■ **Instruction**
Your task is to output the data exactly as it stands.

■ **Listing**
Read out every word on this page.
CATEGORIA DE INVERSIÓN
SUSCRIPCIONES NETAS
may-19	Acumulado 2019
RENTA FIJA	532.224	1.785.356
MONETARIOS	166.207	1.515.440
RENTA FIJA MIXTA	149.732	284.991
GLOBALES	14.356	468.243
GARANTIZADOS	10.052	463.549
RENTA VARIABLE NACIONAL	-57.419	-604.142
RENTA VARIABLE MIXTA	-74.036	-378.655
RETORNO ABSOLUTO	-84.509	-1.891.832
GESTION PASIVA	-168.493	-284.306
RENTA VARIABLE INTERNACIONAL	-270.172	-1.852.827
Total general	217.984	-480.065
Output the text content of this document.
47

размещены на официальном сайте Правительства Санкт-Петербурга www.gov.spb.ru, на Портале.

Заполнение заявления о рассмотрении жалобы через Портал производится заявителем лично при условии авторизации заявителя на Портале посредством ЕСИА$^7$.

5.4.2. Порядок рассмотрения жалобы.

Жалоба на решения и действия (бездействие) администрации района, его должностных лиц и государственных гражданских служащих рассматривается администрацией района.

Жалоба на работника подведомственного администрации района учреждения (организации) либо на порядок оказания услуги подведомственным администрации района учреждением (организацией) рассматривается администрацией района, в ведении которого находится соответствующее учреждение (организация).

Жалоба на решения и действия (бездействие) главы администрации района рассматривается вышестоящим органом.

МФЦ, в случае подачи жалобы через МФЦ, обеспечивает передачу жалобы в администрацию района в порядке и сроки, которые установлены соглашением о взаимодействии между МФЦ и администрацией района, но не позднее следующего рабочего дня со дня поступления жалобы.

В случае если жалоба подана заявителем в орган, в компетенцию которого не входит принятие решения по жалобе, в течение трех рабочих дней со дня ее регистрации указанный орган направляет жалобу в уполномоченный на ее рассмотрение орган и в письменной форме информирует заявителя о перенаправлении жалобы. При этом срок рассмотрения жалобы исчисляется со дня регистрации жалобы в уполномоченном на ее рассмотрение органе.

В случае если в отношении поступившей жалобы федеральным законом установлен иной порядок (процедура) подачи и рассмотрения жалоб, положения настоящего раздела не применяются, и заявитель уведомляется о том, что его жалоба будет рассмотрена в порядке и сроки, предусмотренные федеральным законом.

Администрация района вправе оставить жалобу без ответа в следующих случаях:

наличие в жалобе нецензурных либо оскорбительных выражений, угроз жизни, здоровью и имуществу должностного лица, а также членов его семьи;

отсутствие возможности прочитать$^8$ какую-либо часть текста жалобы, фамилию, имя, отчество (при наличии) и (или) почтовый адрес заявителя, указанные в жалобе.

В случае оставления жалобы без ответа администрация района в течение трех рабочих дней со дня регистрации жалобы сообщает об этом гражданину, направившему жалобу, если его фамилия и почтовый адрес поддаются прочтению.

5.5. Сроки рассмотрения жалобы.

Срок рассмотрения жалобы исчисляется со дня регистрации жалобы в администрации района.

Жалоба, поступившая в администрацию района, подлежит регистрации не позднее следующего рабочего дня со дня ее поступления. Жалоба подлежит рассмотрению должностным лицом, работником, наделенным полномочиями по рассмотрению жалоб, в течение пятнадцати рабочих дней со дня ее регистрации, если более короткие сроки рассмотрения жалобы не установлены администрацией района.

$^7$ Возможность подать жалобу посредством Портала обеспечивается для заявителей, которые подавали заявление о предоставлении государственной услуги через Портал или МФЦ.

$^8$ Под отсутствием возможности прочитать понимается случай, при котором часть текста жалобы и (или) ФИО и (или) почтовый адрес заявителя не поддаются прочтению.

■ **Complete response**
Read out every word on this page.
CATEGORIA DE INVERSIÓN
SUSCRIPCIONES NETAS
may-19	Acumulado 2019
RENTA FIJA	532.224	1.785.356
MONETARIOS	166.207	1.515.440
RENTA FIJA MIXTA	149.732	284.991
GLOBALES	14.356	468.243
GARANTIZADOS	10.052	463.549
RENTA VARIABLE NACIONAL	-57.419	-604.142
RENTA VARIABLE MIXTA	-74.036	-378.655
RETORNO ABSOLUTO	-84.509	-1.891.832
GESTION PASIVA	-168.493	-284.306
RENTA VARIABLE INTERNACIONAL	-270.172	-1.852.827
Total general	217.984	-480.065
Output the text content of this document.
47

размещены на официальном сайте Правительства Санкт-Петербурга www.gov.spb.ru, на Портале.

Заполнение заявления о рассмотрении жалобы через Портал производится заявителем лично при условии авторизации заявителя на Портале посредством ЕСИА$^7$.

5.4.2. Порядок рассмотрения жалобы.

Жалоба на решения и действия (бездействие) администрации района, его должностных лиц и государственных гражданских служащих рассматривается администрацией района.

Жалоба на работника подведомственного администрации района учреждения (организации) либо на порядок оказания услуги подведомственным администрации района учреждением (организацией) рассматривается администрацией района, в ведении которого находится соответствующее учреждение (организация).

Жалоба на решения и действия (бездействие) главы администрации района рассматривается вышестоящим органом.

МФЦ, в случае подачи жалобы через МФЦ, обеспечивает передачу жалобы в администрацию района в порядке и сроки, которые установлены соглашением о взаимодействии между МФЦ и администрацией района, но не позднее следующего рабочего дня со дня поступления жалобы.

В случае если жалоба подана заявителем в орган, в компетенцию которого не входит принятие решения по жалобе, в течение трех рабочих дней со дня ее регистрации указанный орган направляет жалобу в уполномоченный на ее рассмотрение орган и в письменной форме информирует заявителя о перенаправлении жалобы. При этом срок рассмотрения жалобы исчисляется со дня регистрации жалобы в уполномоченном на ее рассмотрение органе.

В случае если в отношении поступившей жалобы федеральным законом установлен иной порядок (процедура) подачи и рассмотрения жалоб, положения настоящего раздела не применяются, и заявитель уведомляется о том, что его жалоба будет рассмотрена в порядке и сроки, предусмотренные федеральным законом.

Администрация района вправе оставить жалобу без ответа в следующих случаях:

наличие в жалобе нецензурных либо оскорбительных выражений, угроз жизни, здоровью и имуществу должностного лица, а также членов его семьи;

отсутствие возможности прочитать$^8$ какую-либо часть текста жалобы, фамилию, имя, отчество (при наличии) и (или) почтовый адрес заявителя, указанные в жалобе.

В случае оставления жалобы без ответа администрация района в течение трех рабочих дней со дня регистрации жалобы сообщает об этом гражданину, направившему жалобу, если его фамилия и почтовый адрес поддаются прочтению.

5.5. Сроки рассмотрения жалобы.

Срок рассмотрения жалобы исчисляется со дня регистрации жалобы в администрации района.

Жалоба, поступившая в администрацию района, подлежит регистрации не позднее следующего рабочего дня со дня ее поступления. Жалоба подлежит рассмотрению должностным лицом, работником, наделенным полномочиями по рассмотрению жалоб, в течение пятнадцати рабочих дней со дня ее регистрации, если более короткие сроки рассмотрения жалобы не установлены администрацией района.

$^7$ Возможность подать жалобу посредством Портала обеспечивается для заявителей, которые подавали заявление о предоставлении государственной услуги через Портал или МФЦ.

$^8$ Под отсутствием возможности прочитать понимается случай, при котором часть текста жалобы и (или) ФИО и (или) почтовый адрес заявителя не поддаются прочтению.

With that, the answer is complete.